> **What is asked**
Below is a block of records; reproduce all of them exactly and leave out any pictures.
━━━━━ Provided entries ━━━━━
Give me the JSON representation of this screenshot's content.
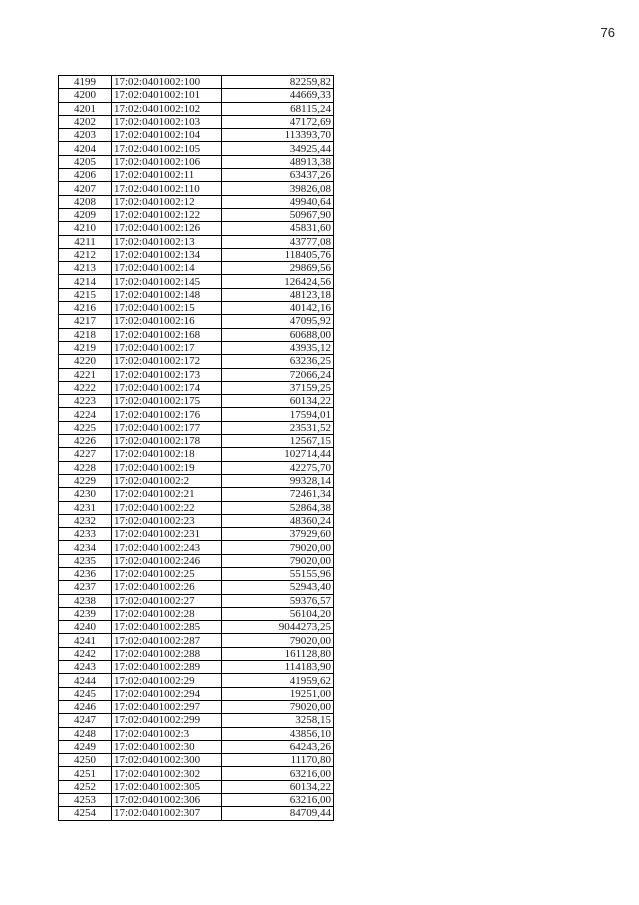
{
  "page": {
    "number": "76"
  },
  "table": {
    "columns": [
      "row-index",
      "cadastral-number",
      "value"
    ],
    "rows": [
      [
        "4199",
        "17:02:0401002:100",
        "82259,82"
      ],
      [
        "4200",
        "17:02:0401002:101",
        "44669,33"
      ],
      [
        "4201",
        "17:02:0401002:102",
        "68115,24"
      ],
      [
        "4202",
        "17:02:0401002:103",
        "47172,69"
      ],
      [
        "4203",
        "17:02:0401002:104",
        "113393,70"
      ],
      [
        "4204",
        "17:02:0401002:105",
        "34925,44"
      ],
      [
        "4205",
        "17:02:0401002:106",
        "48913,38"
      ],
      [
        "4206",
        "17:02:0401002:11",
        "63437,26"
      ],
      [
        "4207",
        "17:02:0401002:110",
        "39826,08"
      ],
      [
        "4208",
        "17:02:0401002:12",
        "49940,64"
      ],
      [
        "4209",
        "17:02:0401002:122",
        "50967,90"
      ],
      [
        "4210",
        "17:02:0401002:126",
        "45831,60"
      ],
      [
        "4211",
        "17:02:0401002:13",
        "43777,08"
      ],
      [
        "4212",
        "17:02:0401002:134",
        "118405,76"
      ],
      [
        "4213",
        "17:02:0401002:14",
        "29869,56"
      ],
      [
        "4214",
        "17:02:0401002:145",
        "126424,56"
      ],
      [
        "4215",
        "17:02:0401002:148",
        "48123,18"
      ],
      [
        "4216",
        "17:02:0401002:15",
        "40142,16"
      ],
      [
        "4217",
        "17:02:0401002:16",
        "47095,92"
      ],
      [
        "4218",
        "17:02:0401002:168",
        "60688,00"
      ],
      [
        "4219",
        "17:02:0401002:17",
        "43935,12"
      ],
      [
        "4220",
        "17:02:0401002:172",
        "63236,25"
      ],
      [
        "4221",
        "17:02:0401002:173",
        "72066,24"
      ],
      [
        "4222",
        "17:02:0401002:174",
        "37159,25"
      ],
      [
        "4223",
        "17:02:0401002:175",
        "60134,22"
      ],
      [
        "4224",
        "17:02:0401002:176",
        "17594,01"
      ],
      [
        "4225",
        "17:02:0401002:177",
        "23531,52"
      ],
      [
        "4226",
        "17:02:0401002:178",
        "12567,15"
      ],
      [
        "4227",
        "17:02:0401002:18",
        "102714,44"
      ],
      [
        "4228",
        "17:02:0401002:19",
        "42275,70"
      ],
      [
        "4229",
        "17:02:0401002:2",
        "99328,14"
      ],
      [
        "4230",
        "17:02:0401002:21",
        "72461,34"
      ],
      [
        "4231",
        "17:02:0401002:22",
        "52864,38"
      ],
      [
        "4232",
        "17:02:0401002:23",
        "48360,24"
      ],
      [
        "4233",
        "17:02:0401002:231",
        "37929,60"
      ],
      [
        "4234",
        "17:02:0401002:243",
        "79020,00"
      ],
      [
        "4235",
        "17:02:0401002:246",
        "79020,00"
      ],
      [
        "4236",
        "17:02:0401002:25",
        "55155,96"
      ],
      [
        "4237",
        "17:02:0401002:26",
        "52943,40"
      ],
      [
        "4238",
        "17:02:0401002:27",
        "59376,57"
      ],
      [
        "4239",
        "17:02:0401002:28",
        "56104,20"
      ],
      [
        "4240",
        "17:02:0401002:285",
        "9044273,25"
      ],
      [
        "4241",
        "17:02:0401002:287",
        "79020,00"
      ],
      [
        "4242",
        "17:02:0401002:288",
        "161128,80"
      ],
      [
        "4243",
        "17:02:0401002:289",
        "114183,90"
      ],
      [
        "4244",
        "17:02:0401002:29",
        "41959,62"
      ],
      [
        "4245",
        "17:02:0401002:294",
        "19251,00"
      ],
      [
        "4246",
        "17:02:0401002:297",
        "79020,00"
      ],
      [
        "4247",
        "17:02:0401002:299",
        "3258,15"
      ],
      [
        "4248",
        "17:02:0401002:3",
        "43856,10"
      ],
      [
        "4249",
        "17:02:0401002:30",
        "64243,26"
      ],
      [
        "4250",
        "17:02:0401002:300",
        "11170,80"
      ],
      [
        "4251",
        "17:02:0401002:302",
        "63216,00"
      ],
      [
        "4252",
        "17:02:0401002:305",
        "60134,22"
      ],
      [
        "4253",
        "17:02:0401002:306",
        "63216,00"
      ],
      [
        "4254",
        "17:02:0401002:307",
        "84709,44"
      ]
    ]
  }
}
━━━━━
> **Complete response**
Give me the JSON representation of this screenshot's content.
{
  "page": {
    "number": "76"
  },
  "table": {
    "columns": [
      "row-index",
      "cadastral-number",
      "value"
    ],
    "rows": [
      [
        "4199",
        "17:02:0401002:100",
        "82259,82"
      ],
      [
        "4200",
        "17:02:0401002:101",
        "44669,33"
      ],
      [
        "4201",
        "17:02:0401002:102",
        "68115,24"
      ],
      [
        "4202",
        "17:02:0401002:103",
        "47172,69"
      ],
      [
        "4203",
        "17:02:0401002:104",
        "113393,70"
      ],
      [
        "4204",
        "17:02:0401002:105",
        "34925,44"
      ],
      [
        "4205",
        "17:02:0401002:106",
        "48913,38"
      ],
      [
        "4206",
        "17:02:0401002:11",
        "63437,26"
      ],
      [
        "4207",
        "17:02:0401002:110",
        "39826,08"
      ],
      [
        "4208",
        "17:02:0401002:12",
        "49940,64"
      ],
      [
        "4209",
        "17:02:0401002:122",
        "50967,90"
      ],
      [
        "4210",
        "17:02:0401002:126",
        "45831,60"
      ],
      [
        "4211",
        "17:02:0401002:13",
        "43777,08"
      ],
      [
        "4212",
        "17:02:0401002:134",
        "118405,76"
      ],
      [
        "4213",
        "17:02:0401002:14",
        "29869,56"
      ],
      [
        "4214",
        "17:02:0401002:145",
        "126424,56"
      ],
      [
        "4215",
        "17:02:0401002:148",
        "48123,18"
      ],
      [
        "4216",
        "17:02:0401002:15",
        "40142,16"
      ],
      [
        "4217",
        "17:02:0401002:16",
        "47095,92"
      ],
      [
        "4218",
        "17:02:0401002:168",
        "60688,00"
      ],
      [
        "4219",
        "17:02:0401002:17",
        "43935,12"
      ],
      [
        "4220",
        "17:02:0401002:172",
        "63236,25"
      ],
      [
        "4221",
        "17:02:0401002:173",
        "72066,24"
      ],
      [
        "4222",
        "17:02:0401002:174",
        "37159,25"
      ],
      [
        "4223",
        "17:02:0401002:175",
        "60134,22"
      ],
      [
        "4224",
        "17:02:0401002:176",
        "17594,01"
      ],
      [
        "4225",
        "17:02:0401002:177",
        "23531,52"
      ],
      [
        "4226",
        "17:02:0401002:178",
        "12567,15"
      ],
      [
        "4227",
        "17:02:0401002:18",
        "102714,44"
      ],
      [
        "4228",
        "17:02:0401002:19",
        "42275,70"
      ],
      [
        "4229",
        "17:02:0401002:2",
        "99328,14"
      ],
      [
        "4230",
        "17:02:0401002:21",
        "72461,34"
      ],
      [
        "4231",
        "17:02:0401002:22",
        "52864,38"
      ],
      [
        "4232",
        "17:02:0401002:23",
        "48360,24"
      ],
      [
        "4233",
        "17:02:0401002:231",
        "37929,60"
      ],
      [
        "4234",
        "17:02:0401002:243",
        "79020,00"
      ],
      [
        "4235",
        "17:02:0401002:246",
        "79020,00"
      ],
      [
        "4236",
        "17:02:0401002:25",
        "55155,96"
      ],
      [
        "4237",
        "17:02:0401002:26",
        "52943,40"
      ],
      [
        "4238",
        "17:02:0401002:27",
        "59376,57"
      ],
      [
        "4239",
        "17:02:0401002:28",
        "56104,20"
      ],
      [
        "4240",
        "17:02:0401002:285",
        "9044273,25"
      ],
      [
        "4241",
        "17:02:0401002:287",
        "79020,00"
      ],
      [
        "4242",
        "17:02:0401002:288",
        "161128,80"
      ],
      [
        "4243",
        "17:02:0401002:289",
        "114183,90"
      ],
      [
        "4244",
        "17:02:0401002:29",
        "41959,62"
      ],
      [
        "4245",
        "17:02:0401002:294",
        "19251,00"
      ],
      [
        "4246",
        "17:02:0401002:297",
        "79020,00"
      ],
      [
        "4247",
        "17:02:0401002:299",
        "3258,15"
      ],
      [
        "4248",
        "17:02:0401002:3",
        "43856,10"
      ],
      [
        "4249",
        "17:02:0401002:30",
        "64243,26"
      ],
      [
        "4250",
        "17:02:0401002:300",
        "11170,80"
      ],
      [
        "4251",
        "17:02:0401002:302",
        "63216,00"
      ],
      [
        "4252",
        "17:02:0401002:305",
        "60134,22"
      ],
      [
        "4253",
        "17:02:0401002:306",
        "63216,00"
      ],
      [
        "4254",
        "17:02:0401002:307",
        "84709,44"
      ]
    ]
  }
}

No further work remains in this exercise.